WHAT THE EXERCISE ASKS | Print each line exactly as it is given.

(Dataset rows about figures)
++++++++++++++++++++
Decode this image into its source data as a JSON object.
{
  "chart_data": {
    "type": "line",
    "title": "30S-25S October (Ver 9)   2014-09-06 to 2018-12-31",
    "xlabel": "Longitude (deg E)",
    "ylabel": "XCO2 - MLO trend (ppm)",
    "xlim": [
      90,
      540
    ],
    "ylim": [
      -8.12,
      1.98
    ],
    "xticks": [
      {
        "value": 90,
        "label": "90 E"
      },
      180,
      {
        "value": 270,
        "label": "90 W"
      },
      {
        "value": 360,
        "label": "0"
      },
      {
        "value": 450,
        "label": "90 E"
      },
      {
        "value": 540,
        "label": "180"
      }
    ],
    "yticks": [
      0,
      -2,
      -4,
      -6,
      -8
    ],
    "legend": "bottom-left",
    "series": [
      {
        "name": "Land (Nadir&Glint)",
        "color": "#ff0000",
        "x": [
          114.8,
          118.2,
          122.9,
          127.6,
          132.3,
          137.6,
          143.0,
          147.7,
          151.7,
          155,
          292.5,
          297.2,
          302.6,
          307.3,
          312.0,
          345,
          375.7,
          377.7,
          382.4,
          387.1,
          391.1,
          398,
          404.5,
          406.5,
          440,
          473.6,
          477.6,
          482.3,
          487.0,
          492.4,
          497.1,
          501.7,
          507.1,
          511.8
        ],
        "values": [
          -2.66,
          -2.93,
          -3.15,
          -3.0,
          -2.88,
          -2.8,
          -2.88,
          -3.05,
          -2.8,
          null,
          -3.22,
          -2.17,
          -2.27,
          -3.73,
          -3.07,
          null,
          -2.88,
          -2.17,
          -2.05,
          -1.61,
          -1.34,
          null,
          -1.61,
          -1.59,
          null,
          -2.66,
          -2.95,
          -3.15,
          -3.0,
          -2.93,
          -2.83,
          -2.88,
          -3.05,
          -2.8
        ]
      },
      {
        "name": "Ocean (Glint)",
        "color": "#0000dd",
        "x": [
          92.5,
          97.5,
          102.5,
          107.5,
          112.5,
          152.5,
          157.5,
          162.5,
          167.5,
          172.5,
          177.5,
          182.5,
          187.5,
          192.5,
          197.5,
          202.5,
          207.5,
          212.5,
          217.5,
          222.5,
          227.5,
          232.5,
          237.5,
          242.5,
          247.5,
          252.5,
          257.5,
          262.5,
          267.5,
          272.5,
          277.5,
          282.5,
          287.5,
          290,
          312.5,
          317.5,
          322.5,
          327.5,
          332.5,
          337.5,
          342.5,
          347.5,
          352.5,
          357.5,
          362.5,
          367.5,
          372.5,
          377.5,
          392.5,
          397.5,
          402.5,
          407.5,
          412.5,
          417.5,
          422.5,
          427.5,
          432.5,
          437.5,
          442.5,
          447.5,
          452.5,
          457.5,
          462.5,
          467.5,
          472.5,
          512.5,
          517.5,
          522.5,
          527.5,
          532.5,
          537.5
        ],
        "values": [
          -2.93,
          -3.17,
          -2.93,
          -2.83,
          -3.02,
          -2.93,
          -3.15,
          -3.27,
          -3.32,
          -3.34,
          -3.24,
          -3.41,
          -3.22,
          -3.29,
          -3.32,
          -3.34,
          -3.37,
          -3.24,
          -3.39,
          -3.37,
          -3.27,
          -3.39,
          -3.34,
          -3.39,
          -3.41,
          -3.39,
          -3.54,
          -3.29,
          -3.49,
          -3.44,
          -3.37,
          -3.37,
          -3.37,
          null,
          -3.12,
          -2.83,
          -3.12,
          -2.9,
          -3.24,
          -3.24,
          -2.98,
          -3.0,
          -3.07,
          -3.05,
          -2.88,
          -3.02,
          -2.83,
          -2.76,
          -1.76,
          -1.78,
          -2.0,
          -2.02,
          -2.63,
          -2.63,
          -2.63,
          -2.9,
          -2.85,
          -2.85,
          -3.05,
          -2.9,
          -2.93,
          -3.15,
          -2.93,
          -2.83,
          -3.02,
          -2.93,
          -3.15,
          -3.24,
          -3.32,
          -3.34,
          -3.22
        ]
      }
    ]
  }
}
++++++++++++++++++++
WORKED SOLUTION |
Decode this image into its source data as a JSON object.
{
  "chart_data": {
    "type": "line",
    "title": "30S-25S October (Ver 9)   2014-09-06 to 2018-12-31",
    "xlabel": "Longitude (deg E)",
    "ylabel": "XCO2 - MLO trend (ppm)",
    "xlim": [
      90,
      540
    ],
    "ylim": [
      -8.12,
      1.98
    ],
    "xticks": [
      {
        "value": 90,
        "label": "90 E"
      },
      180,
      {
        "value": 270,
        "label": "90 W"
      },
      {
        "value": 360,
        "label": "0"
      },
      {
        "value": 450,
        "label": "90 E"
      },
      {
        "value": 540,
        "label": "180"
      }
    ],
    "yticks": [
      0,
      -2,
      -4,
      -6,
      -8
    ],
    "legend": "bottom-left",
    "series": [
      {
        "name": "Land (Nadir&Glint)",
        "color": "#ff0000",
        "x": [
          114.8,
          118.2,
          122.9,
          127.6,
          132.3,
          137.6,
          143.0,
          147.7,
          151.7,
          155,
          292.5,
          297.2,
          302.6,
          307.3,
          312.0,
          345,
          375.7,
          377.7,
          382.4,
          387.1,
          391.1,
          398,
          404.5,
          406.5,
          440,
          473.6,
          477.6,
          482.3,
          487.0,
          492.4,
          497.1,
          501.7,
          507.1,
          511.8
        ],
        "values": [
          -2.66,
          -2.93,
          -3.15,
          -3.0,
          -2.88,
          -2.8,
          -2.88,
          -3.05,
          -2.8,
          null,
          -3.22,
          -2.17,
          -2.27,
          -3.73,
          -3.07,
          null,
          -2.88,
          -2.17,
          -2.05,
          -1.61,
          -1.34,
          null,
          -1.61,
          -1.59,
          null,
          -2.66,
          -2.95,
          -3.15,
          -3.0,
          -2.93,
          -2.83,
          -2.88,
          -3.05,
          -2.8
        ]
      },
      {
        "name": "Ocean (Glint)",
        "color": "#0000dd",
        "x": [
          92.5,
          97.5,
          102.5,
          107.5,
          112.5,
          152.5,
          157.5,
          162.5,
          167.5,
          172.5,
          177.5,
          182.5,
          187.5,
          192.5,
          197.5,
          202.5,
          207.5,
          212.5,
          217.5,
          222.5,
          227.5,
          232.5,
          237.5,
          242.5,
          247.5,
          252.5,
          257.5,
          262.5,
          267.5,
          272.5,
          277.5,
          282.5,
          287.5,
          290,
          312.5,
          317.5,
          322.5,
          327.5,
          332.5,
          337.5,
          342.5,
          347.5,
          352.5,
          357.5,
          362.5,
          367.5,
          372.5,
          377.5,
          392.5,
          397.5,
          402.5,
          407.5,
          412.5,
          417.5,
          422.5,
          427.5,
          432.5,
          437.5,
          442.5,
          447.5,
          452.5,
          457.5,
          462.5,
          467.5,
          472.5,
          512.5,
          517.5,
          522.5,
          527.5,
          532.5,
          537.5
        ],
        "values": [
          -2.93,
          -3.17,
          -2.93,
          -2.83,
          -3.02,
          -2.93,
          -3.15,
          -3.27,
          -3.32,
          -3.34,
          -3.24,
          -3.41,
          -3.22,
          -3.29,
          -3.32,
          -3.34,
          -3.37,
          -3.24,
          -3.39,
          -3.37,
          -3.27,
          -3.39,
          -3.34,
          -3.39,
          -3.41,
          -3.39,
          -3.54,
          -3.29,
          -3.49,
          -3.44,
          -3.37,
          -3.37,
          -3.37,
          null,
          -3.12,
          -2.83,
          -3.12,
          -2.9,
          -3.24,
          -3.24,
          -2.98,
          -3.0,
          -3.07,
          -3.05,
          -2.88,
          -3.02,
          -2.83,
          -2.76,
          -1.76,
          -1.78,
          -2.0,
          -2.02,
          -2.63,
          -2.63,
          -2.63,
          -2.9,
          -2.85,
          -2.85,
          -3.05,
          -2.9,
          -2.93,
          -3.15,
          -2.93,
          -2.83,
          -3.02,
          -2.93,
          -3.15,
          -3.24,
          -3.32,
          -3.34,
          -3.22
        ]
      }
    ]
  }
}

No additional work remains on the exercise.